== Exercise requirements ==
Check each line of the records below for the word "structured" and copy those where it appears.

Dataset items

※ ※ ※

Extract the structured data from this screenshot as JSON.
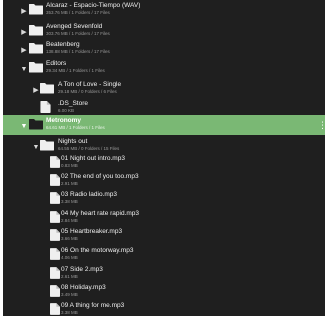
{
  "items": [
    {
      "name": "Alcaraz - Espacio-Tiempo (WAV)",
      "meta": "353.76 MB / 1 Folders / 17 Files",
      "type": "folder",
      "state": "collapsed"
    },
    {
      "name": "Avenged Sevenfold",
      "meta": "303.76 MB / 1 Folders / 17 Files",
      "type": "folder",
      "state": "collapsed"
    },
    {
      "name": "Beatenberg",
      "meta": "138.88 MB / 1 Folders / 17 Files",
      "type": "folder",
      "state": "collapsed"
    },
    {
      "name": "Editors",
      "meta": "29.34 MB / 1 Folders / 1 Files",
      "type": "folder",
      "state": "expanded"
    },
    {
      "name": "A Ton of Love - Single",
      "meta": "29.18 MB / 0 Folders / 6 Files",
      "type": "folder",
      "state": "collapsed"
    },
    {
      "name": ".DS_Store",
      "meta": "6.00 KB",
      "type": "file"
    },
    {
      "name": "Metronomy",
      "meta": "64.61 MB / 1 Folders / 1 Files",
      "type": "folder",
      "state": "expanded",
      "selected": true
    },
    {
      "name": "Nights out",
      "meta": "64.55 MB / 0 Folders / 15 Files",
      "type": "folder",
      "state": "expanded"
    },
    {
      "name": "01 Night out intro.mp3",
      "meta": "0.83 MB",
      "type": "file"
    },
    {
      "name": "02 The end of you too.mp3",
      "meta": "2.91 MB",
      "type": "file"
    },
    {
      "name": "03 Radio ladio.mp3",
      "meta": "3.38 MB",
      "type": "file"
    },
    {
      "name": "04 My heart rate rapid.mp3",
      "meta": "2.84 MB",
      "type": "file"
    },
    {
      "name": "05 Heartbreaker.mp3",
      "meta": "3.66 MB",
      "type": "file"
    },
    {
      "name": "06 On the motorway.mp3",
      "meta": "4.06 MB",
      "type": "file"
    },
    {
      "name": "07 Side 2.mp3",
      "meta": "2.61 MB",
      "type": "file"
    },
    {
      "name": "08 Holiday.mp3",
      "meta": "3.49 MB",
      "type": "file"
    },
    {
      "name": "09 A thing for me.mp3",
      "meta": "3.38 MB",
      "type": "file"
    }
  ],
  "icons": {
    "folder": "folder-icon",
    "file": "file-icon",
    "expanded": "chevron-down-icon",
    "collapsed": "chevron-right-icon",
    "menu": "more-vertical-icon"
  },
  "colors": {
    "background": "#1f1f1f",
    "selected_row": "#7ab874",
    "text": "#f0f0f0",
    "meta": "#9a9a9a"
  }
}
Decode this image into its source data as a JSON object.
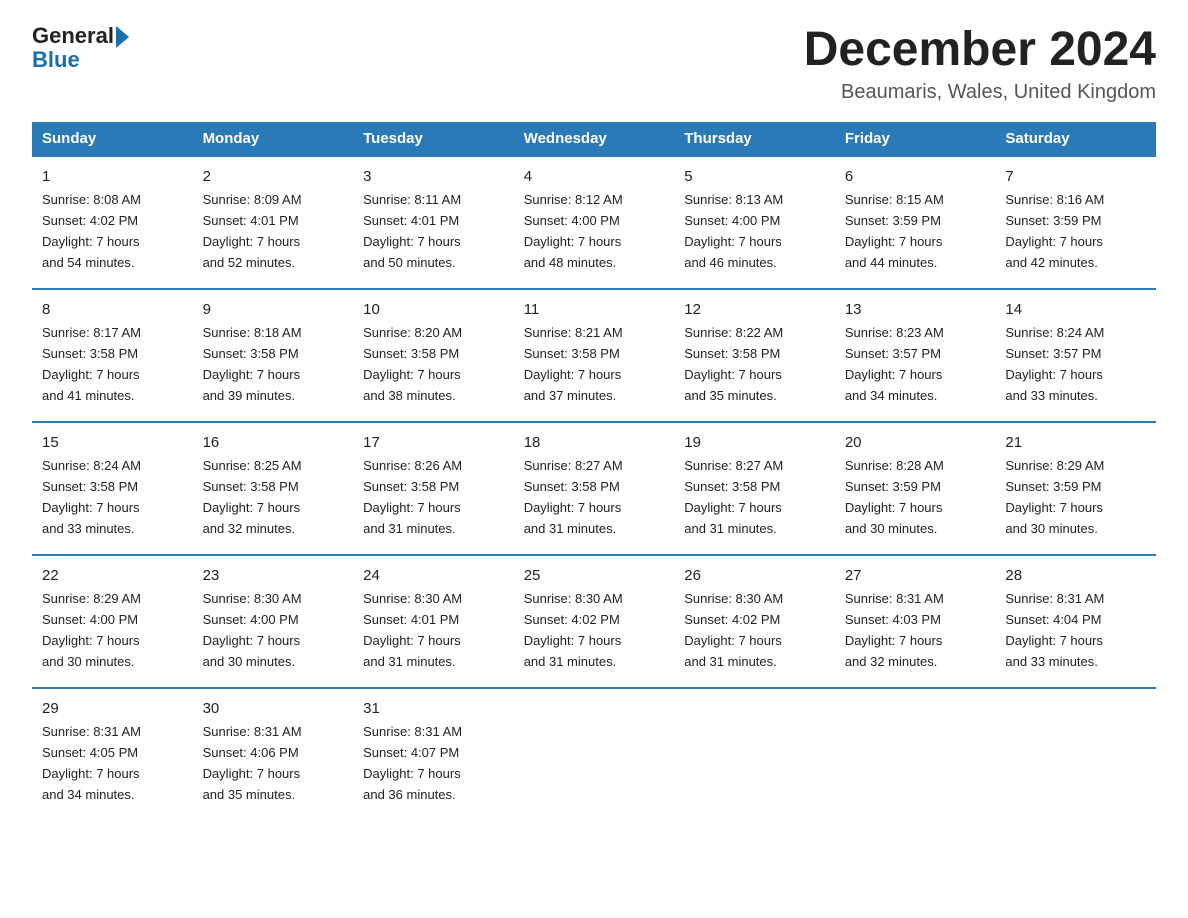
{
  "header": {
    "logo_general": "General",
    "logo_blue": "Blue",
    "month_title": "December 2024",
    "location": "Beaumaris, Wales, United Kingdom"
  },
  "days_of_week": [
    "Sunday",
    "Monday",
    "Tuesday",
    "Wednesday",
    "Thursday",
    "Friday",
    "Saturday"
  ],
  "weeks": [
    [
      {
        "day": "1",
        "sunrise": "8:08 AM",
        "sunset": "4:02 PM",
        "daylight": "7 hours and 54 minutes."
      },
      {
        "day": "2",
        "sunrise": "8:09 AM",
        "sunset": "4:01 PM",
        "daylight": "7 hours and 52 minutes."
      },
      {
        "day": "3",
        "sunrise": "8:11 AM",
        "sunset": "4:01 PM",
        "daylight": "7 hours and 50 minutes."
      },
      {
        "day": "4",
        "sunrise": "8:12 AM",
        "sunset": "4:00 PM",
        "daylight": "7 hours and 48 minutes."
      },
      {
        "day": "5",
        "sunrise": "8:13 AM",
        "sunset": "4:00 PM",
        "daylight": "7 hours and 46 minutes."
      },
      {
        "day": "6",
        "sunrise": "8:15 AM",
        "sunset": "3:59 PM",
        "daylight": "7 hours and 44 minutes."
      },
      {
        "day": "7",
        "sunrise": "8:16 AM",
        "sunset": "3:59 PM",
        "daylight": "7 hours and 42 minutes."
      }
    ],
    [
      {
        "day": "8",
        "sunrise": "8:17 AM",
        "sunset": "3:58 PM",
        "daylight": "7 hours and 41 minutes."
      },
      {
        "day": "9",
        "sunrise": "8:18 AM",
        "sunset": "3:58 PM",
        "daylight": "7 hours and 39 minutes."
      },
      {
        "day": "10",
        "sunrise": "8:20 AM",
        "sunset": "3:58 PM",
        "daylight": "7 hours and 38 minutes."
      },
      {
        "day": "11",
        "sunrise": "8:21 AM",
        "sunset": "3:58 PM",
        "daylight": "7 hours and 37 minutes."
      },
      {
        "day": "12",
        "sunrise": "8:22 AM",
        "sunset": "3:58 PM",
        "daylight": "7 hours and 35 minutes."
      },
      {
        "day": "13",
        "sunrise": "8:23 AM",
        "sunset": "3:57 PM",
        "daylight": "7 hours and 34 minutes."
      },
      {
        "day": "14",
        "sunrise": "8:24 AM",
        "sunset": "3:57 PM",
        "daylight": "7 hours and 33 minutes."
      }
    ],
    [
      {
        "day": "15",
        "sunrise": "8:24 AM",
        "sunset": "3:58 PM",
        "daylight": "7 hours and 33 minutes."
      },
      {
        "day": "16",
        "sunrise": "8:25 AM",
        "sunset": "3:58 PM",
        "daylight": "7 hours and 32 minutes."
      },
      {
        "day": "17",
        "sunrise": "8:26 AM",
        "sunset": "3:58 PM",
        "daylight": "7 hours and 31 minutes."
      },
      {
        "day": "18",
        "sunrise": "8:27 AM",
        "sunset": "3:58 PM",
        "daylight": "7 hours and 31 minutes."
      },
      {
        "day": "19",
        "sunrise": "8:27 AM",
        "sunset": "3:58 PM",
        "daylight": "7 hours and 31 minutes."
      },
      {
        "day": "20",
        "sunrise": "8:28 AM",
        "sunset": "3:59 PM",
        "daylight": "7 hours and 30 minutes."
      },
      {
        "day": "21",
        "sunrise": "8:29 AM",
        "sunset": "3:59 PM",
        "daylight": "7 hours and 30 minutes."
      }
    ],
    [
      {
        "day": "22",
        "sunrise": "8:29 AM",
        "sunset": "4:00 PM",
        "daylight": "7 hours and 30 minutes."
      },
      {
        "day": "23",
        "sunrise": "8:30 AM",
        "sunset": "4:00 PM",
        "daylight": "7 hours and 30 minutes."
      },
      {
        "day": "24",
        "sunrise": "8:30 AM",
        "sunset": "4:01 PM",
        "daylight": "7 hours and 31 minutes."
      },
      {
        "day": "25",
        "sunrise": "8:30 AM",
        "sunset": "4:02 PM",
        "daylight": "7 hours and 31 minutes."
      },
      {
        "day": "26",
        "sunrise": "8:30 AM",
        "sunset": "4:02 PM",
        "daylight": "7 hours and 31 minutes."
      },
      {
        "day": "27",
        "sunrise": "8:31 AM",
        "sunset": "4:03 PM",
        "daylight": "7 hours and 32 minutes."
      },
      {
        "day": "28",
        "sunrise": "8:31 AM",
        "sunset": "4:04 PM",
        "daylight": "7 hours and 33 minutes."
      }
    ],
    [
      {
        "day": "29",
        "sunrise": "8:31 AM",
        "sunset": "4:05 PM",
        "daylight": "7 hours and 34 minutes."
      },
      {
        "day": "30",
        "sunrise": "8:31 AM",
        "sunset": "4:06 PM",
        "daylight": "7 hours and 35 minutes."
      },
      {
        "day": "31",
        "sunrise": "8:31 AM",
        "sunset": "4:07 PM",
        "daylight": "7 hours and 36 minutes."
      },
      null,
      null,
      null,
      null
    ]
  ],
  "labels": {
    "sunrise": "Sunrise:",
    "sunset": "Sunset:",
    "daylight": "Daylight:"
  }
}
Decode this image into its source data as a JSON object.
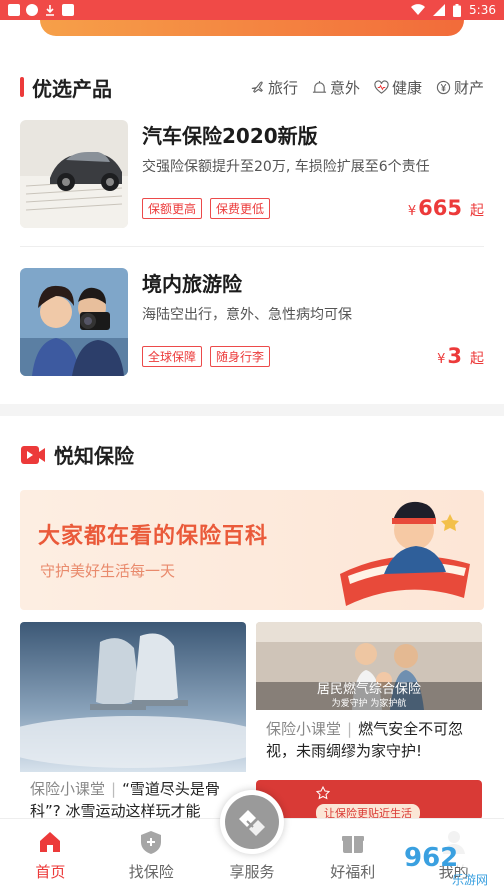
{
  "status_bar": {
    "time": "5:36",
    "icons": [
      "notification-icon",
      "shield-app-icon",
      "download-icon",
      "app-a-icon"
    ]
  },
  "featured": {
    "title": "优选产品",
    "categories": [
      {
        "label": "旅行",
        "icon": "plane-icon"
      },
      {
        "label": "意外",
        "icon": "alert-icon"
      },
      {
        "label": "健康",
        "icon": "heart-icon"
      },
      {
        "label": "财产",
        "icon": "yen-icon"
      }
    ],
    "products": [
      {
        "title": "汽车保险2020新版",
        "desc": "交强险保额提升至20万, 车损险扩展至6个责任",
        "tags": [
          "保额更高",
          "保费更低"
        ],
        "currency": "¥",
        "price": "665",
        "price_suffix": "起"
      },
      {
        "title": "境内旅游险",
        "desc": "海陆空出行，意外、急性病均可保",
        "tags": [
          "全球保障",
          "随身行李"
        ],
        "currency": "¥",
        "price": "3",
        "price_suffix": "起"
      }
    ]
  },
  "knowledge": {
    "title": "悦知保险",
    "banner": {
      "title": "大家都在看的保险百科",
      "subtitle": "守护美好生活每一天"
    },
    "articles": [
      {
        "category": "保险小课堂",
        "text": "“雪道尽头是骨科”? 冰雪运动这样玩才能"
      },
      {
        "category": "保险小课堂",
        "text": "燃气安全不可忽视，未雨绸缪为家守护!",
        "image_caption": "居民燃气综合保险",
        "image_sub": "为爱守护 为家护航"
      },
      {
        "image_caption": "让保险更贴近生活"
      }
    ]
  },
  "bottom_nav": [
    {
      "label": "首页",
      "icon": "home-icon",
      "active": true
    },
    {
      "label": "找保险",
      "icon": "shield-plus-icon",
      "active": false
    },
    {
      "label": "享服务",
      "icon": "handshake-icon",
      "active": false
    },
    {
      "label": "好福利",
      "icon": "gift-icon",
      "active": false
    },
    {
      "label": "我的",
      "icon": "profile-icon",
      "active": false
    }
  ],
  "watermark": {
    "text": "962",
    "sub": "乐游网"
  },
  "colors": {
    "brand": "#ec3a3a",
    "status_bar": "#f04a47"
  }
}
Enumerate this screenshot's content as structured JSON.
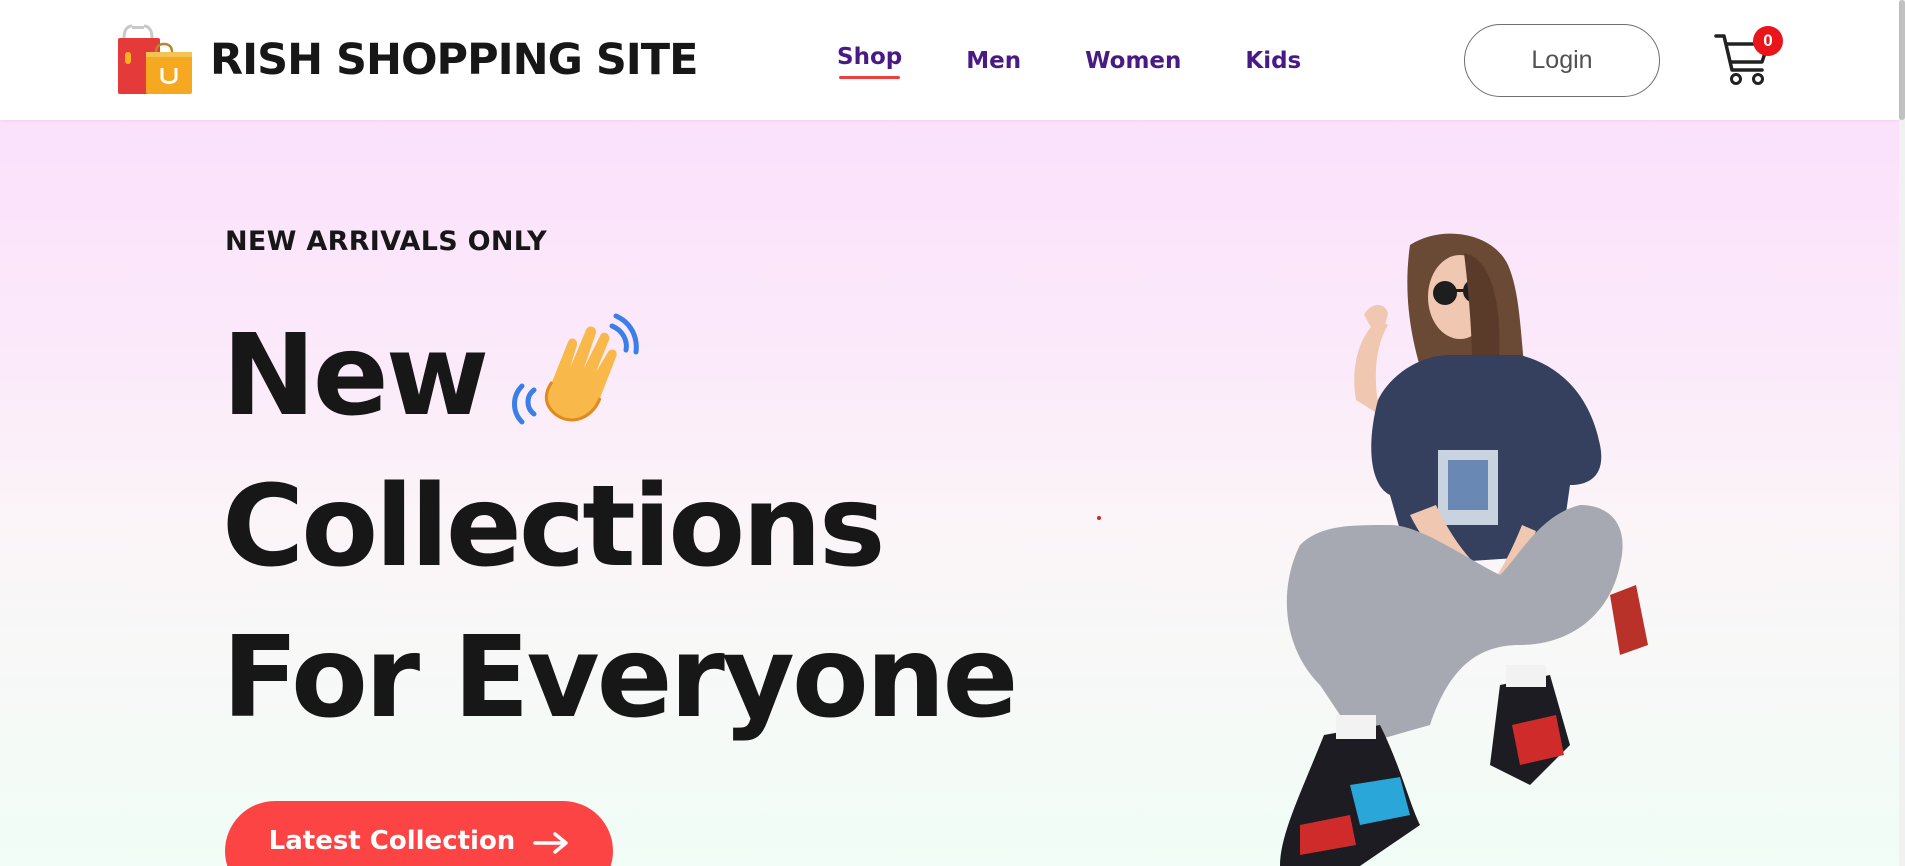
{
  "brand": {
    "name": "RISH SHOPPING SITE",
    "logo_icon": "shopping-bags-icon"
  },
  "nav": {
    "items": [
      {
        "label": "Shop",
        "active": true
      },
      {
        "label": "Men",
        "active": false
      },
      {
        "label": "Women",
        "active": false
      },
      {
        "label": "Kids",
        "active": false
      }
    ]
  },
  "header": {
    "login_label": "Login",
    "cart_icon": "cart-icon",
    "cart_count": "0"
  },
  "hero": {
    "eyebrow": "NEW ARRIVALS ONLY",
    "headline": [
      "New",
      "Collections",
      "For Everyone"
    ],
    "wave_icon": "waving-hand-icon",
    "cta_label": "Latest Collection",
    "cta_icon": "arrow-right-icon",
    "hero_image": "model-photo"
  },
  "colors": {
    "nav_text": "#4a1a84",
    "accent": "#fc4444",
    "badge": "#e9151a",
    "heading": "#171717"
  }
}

※ ※ ※

== Solution to this exercise ==
Extract the structured data from this screenshot as JSON.
Enumerate this screenshot's content as structured JSON.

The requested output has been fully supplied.